DATA FOR THE TASK:
-- BEGIN --
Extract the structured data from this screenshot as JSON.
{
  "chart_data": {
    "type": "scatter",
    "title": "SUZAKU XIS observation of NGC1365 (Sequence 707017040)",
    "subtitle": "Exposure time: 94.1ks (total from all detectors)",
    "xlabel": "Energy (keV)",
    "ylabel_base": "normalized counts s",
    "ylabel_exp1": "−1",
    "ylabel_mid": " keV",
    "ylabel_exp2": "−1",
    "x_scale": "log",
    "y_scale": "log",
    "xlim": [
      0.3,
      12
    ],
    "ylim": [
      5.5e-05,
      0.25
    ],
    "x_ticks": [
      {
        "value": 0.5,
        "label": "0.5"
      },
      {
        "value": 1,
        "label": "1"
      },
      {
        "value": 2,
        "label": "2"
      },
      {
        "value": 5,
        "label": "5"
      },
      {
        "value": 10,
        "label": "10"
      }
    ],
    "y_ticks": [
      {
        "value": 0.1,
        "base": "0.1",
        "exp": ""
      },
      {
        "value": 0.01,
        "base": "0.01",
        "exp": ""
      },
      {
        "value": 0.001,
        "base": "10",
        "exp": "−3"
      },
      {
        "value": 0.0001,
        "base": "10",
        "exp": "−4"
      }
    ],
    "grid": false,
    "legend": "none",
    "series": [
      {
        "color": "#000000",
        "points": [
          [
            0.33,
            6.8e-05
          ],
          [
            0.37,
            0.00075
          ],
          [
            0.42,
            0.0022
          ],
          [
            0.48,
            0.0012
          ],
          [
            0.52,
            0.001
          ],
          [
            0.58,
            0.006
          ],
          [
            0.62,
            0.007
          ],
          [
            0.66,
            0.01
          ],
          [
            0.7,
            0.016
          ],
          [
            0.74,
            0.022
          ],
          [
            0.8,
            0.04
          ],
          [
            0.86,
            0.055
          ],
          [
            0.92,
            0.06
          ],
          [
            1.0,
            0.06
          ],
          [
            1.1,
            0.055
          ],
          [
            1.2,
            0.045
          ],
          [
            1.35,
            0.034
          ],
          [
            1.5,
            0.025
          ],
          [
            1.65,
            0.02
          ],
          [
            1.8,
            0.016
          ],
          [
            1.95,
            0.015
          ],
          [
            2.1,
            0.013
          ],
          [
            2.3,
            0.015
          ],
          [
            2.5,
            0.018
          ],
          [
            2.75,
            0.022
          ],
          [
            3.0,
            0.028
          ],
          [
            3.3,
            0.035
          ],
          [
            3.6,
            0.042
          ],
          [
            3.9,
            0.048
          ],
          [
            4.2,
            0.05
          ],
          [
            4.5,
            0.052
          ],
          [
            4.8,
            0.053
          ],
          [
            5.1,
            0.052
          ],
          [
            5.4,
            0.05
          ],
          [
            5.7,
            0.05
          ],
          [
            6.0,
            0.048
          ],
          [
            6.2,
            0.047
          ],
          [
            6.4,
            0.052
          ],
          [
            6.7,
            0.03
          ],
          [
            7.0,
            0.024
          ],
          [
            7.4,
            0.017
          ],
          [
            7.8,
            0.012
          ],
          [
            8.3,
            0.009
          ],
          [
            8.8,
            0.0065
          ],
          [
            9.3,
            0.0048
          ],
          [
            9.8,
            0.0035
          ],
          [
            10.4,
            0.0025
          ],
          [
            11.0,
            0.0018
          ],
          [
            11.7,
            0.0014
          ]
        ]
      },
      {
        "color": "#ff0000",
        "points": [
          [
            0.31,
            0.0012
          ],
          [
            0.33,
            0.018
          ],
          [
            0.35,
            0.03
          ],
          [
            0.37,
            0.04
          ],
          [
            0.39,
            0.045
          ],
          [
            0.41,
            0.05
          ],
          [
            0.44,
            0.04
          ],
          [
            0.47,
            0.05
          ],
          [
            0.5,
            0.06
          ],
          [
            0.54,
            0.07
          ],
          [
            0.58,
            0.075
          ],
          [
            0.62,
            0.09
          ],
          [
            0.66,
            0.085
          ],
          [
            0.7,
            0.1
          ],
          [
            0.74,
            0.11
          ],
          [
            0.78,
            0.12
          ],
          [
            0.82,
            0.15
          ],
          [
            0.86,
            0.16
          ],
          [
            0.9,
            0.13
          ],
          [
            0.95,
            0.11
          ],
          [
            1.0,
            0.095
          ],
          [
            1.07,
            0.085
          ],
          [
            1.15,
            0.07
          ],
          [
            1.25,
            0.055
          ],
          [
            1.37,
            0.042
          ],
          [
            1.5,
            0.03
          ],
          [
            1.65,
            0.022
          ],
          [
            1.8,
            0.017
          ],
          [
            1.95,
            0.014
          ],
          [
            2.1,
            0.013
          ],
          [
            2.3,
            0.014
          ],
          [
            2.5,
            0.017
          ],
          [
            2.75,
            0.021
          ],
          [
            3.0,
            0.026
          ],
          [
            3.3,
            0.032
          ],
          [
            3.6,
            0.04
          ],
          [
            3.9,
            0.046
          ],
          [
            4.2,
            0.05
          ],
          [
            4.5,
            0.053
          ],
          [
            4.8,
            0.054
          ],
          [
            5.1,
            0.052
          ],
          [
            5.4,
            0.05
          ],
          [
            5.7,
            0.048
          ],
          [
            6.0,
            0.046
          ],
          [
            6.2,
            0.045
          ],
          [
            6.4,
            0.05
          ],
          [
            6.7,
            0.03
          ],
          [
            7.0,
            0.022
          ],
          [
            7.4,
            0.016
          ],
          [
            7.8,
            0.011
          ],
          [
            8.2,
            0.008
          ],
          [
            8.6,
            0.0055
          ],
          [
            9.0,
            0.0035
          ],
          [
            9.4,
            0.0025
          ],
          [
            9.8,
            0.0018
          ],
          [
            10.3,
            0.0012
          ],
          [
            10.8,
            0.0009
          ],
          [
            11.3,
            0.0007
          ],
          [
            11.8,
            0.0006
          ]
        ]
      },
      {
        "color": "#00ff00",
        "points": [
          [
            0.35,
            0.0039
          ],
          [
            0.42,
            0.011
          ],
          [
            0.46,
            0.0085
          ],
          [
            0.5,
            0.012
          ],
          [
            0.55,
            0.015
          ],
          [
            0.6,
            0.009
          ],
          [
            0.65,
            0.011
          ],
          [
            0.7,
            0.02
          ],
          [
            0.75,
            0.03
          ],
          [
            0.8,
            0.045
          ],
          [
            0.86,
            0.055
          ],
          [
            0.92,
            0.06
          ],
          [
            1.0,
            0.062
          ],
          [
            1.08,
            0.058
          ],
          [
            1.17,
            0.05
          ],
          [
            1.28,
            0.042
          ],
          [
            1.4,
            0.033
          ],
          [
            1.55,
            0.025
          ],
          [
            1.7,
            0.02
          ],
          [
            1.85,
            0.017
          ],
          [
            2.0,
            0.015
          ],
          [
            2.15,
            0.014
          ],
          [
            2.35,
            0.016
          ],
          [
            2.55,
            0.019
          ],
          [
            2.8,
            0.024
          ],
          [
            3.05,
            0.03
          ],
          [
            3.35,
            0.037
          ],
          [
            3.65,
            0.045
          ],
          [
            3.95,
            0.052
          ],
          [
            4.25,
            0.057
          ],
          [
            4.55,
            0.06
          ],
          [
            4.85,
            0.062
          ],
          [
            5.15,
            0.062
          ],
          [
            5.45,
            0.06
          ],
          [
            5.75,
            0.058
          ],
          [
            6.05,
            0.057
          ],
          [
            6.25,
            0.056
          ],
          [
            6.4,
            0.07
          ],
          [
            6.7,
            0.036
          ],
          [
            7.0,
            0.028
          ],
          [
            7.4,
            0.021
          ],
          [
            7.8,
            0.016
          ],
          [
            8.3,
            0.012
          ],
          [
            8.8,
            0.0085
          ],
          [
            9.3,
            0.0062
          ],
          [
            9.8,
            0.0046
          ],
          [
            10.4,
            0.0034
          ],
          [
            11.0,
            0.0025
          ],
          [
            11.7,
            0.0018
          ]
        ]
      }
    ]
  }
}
-- END --
WRITTEN INSTRUCTION:
Determine the number of lines in these entries that contain the word "value", and write only that number.

OUTPUT OF THE TASK:
9